━━━ Input data

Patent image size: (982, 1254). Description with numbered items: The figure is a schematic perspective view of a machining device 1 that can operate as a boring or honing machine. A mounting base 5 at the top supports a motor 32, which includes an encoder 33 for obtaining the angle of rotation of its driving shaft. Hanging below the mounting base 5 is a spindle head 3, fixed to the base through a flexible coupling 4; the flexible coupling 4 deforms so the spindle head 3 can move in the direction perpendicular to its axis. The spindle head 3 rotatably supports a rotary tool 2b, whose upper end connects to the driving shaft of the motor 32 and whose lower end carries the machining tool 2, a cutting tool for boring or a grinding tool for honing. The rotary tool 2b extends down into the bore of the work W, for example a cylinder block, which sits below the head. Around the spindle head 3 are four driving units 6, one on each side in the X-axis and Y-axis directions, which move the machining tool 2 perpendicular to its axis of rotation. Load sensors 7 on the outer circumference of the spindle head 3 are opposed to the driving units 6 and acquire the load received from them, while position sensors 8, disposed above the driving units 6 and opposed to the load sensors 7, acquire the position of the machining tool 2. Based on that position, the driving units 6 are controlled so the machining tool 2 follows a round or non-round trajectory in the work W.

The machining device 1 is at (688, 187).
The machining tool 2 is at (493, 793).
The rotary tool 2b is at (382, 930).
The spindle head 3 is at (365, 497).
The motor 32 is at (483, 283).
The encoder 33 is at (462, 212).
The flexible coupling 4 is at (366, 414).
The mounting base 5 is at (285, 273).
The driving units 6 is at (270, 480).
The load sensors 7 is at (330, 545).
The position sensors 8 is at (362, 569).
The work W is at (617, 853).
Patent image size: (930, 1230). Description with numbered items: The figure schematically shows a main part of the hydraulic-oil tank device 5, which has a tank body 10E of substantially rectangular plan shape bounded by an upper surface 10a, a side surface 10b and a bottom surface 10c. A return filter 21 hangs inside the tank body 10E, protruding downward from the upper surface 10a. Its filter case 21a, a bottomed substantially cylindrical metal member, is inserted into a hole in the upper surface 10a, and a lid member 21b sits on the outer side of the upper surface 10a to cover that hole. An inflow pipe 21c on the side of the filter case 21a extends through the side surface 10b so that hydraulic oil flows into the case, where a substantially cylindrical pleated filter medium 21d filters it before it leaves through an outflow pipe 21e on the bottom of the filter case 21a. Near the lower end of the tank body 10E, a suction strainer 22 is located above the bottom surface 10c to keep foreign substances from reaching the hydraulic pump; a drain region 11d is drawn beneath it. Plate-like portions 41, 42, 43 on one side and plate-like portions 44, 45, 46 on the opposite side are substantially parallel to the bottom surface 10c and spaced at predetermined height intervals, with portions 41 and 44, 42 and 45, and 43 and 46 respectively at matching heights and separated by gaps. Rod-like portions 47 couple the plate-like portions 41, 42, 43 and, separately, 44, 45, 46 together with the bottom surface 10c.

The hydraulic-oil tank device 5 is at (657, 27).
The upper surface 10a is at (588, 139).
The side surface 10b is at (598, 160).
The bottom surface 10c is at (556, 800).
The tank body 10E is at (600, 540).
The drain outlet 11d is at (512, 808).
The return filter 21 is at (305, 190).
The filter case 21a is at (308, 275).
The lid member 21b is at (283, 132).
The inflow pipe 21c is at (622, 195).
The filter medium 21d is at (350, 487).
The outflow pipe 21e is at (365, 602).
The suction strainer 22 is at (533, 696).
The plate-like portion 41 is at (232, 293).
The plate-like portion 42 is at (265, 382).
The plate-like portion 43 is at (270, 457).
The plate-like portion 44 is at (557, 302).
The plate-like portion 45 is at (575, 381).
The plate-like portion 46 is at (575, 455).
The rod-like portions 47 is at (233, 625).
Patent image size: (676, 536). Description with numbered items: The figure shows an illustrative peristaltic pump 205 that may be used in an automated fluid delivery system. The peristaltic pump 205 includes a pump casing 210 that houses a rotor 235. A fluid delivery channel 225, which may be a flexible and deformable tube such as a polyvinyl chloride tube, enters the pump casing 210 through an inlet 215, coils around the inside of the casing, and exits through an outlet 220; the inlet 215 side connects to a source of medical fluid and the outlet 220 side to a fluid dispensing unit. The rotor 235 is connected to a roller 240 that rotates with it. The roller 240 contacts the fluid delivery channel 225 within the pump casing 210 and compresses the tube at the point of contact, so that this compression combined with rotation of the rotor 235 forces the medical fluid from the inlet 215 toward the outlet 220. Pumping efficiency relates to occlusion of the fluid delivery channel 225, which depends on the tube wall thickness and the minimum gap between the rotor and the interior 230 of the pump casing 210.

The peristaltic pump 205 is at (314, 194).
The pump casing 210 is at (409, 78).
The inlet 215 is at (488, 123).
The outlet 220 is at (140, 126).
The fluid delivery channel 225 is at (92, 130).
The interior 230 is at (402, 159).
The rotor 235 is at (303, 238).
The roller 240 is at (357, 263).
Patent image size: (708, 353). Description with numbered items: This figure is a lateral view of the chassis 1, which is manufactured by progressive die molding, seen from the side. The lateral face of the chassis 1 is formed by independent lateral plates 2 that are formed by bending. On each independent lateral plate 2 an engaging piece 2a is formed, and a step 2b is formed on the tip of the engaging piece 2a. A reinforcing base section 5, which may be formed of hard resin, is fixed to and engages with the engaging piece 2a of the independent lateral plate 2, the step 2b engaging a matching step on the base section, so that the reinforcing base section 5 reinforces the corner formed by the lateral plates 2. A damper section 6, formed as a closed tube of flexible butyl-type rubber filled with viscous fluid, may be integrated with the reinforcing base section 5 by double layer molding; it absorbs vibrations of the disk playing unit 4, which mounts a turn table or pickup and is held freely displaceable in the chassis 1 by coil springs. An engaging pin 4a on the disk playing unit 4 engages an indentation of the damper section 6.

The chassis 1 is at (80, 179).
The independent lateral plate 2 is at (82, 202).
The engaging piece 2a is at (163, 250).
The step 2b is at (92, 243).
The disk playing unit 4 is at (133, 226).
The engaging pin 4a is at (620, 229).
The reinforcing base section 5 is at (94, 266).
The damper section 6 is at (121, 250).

━━━━━━

__Work instructions__
Find every line in the listing above that contains the word "roller" and copy each of those lines.

__Finished task__
Patent image size: (676, 536). Description with numbered items: The figure shows an illustrative peristaltic pump 205 that may be used in an automated fluid delivery system. The peristaltic pump 205 includes a pump casing 210 that houses a rotor 235. A fluid delivery channel 225, which may be a flexible and deformable tube such as a polyvinyl chloride tube, enters the pump casing 210 through an inlet 215, coils around the inside of the casing, and exits through an outlet 220; the inlet 215 side connects to a source of medical fluid and the outlet 220 side to a fluid dispensing unit. The rotor 235 is connected to a roller 240 that rotates with it. The roller 240 contacts the fluid delivery channel 225 within the pump casing 210 and compresses the tube at the point of contact, so that this compression combined with rotation of the rotor 235 forces the medical fluid from the inlet 215 toward the outlet 220. Pumping efficiency relates to occlusion of the fluid delivery channel 225, which depends on the tube wall thickness and the minimum gap between the rotor and the interior 230 of the pump casing 210.
The roller 240 is at (357, 263).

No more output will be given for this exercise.